Problem statement: Every line of the material below should be repeated exactly.

Records to use:
=-=-=-=-=

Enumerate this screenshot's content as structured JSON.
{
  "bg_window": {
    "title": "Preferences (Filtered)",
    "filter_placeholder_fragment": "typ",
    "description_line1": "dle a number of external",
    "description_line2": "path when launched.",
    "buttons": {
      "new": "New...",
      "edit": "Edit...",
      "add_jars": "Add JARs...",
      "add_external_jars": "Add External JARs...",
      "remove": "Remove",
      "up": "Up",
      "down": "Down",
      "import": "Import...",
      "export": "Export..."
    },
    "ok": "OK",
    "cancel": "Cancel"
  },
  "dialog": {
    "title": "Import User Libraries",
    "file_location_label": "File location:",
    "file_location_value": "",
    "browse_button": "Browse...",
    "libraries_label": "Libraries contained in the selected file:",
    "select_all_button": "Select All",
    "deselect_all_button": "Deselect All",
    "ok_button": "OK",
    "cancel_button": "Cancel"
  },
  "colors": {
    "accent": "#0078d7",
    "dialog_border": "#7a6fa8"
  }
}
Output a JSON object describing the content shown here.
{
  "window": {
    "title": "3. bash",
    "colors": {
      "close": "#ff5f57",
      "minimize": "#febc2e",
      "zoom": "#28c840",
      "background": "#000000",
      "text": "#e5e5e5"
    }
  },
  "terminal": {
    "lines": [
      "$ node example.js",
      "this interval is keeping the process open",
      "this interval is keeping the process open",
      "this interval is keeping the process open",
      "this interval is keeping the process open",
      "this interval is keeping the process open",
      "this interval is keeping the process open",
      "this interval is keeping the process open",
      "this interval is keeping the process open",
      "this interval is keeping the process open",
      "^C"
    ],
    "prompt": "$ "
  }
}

=-=-=-=-=

Output below:
Enumerate this screenshot's content as structured JSON.
{
  "bg_window": {
    "title": "Preferences (Filtered)",
    "filter_placeholder_fragment": "typ",
    "description_line1": "dle a number of external",
    "description_line2": "path when launched.",
    "buttons": {
      "new": "New...",
      "edit": "Edit...",
      "add_jars": "Add JARs...",
      "add_external_jars": "Add External JARs...",
      "remove": "Remove",
      "up": "Up",
      "down": "Down",
      "import": "Import...",
      "export": "Export..."
    },
    "ok": "OK",
    "cancel": "Cancel"
  },
  "dialog": {
    "title": "Import User Libraries",
    "file_location_label": "File location:",
    "file_location_value": "",
    "browse_button": "Browse...",
    "libraries_label": "Libraries contained in the selected file:",
    "select_all_button": "Select All",
    "deselect_all_button": "Deselect All",
    "ok_button": "OK",
    "cancel_button": "Cancel"
  },
  "colors": {
    "accent": "#0078d7",
    "dialog_border": "#7a6fa8"
  }
}
Output a JSON object describing the content shown here.
{
  "window": {
    "title": "3. bash",
    "colors": {
      "close": "#ff5f57",
      "minimize": "#febc2e",
      "zoom": "#28c840",
      "background": "#000000",
      "text": "#e5e5e5"
    }
  },
  "terminal": {
    "lines": [
      "$ node example.js",
      "this interval is keeping the process open",
      "this interval is keeping the process open",
      "this interval is keeping the process open",
      "this interval is keeping the process open",
      "this interval is keeping the process open",
      "this interval is keeping the process open",
      "this interval is keeping the process open",
      "this interval is keeping the process open",
      "this interval is keeping the process open",
      "^C"
    ],
    "prompt": "$ "
  }
}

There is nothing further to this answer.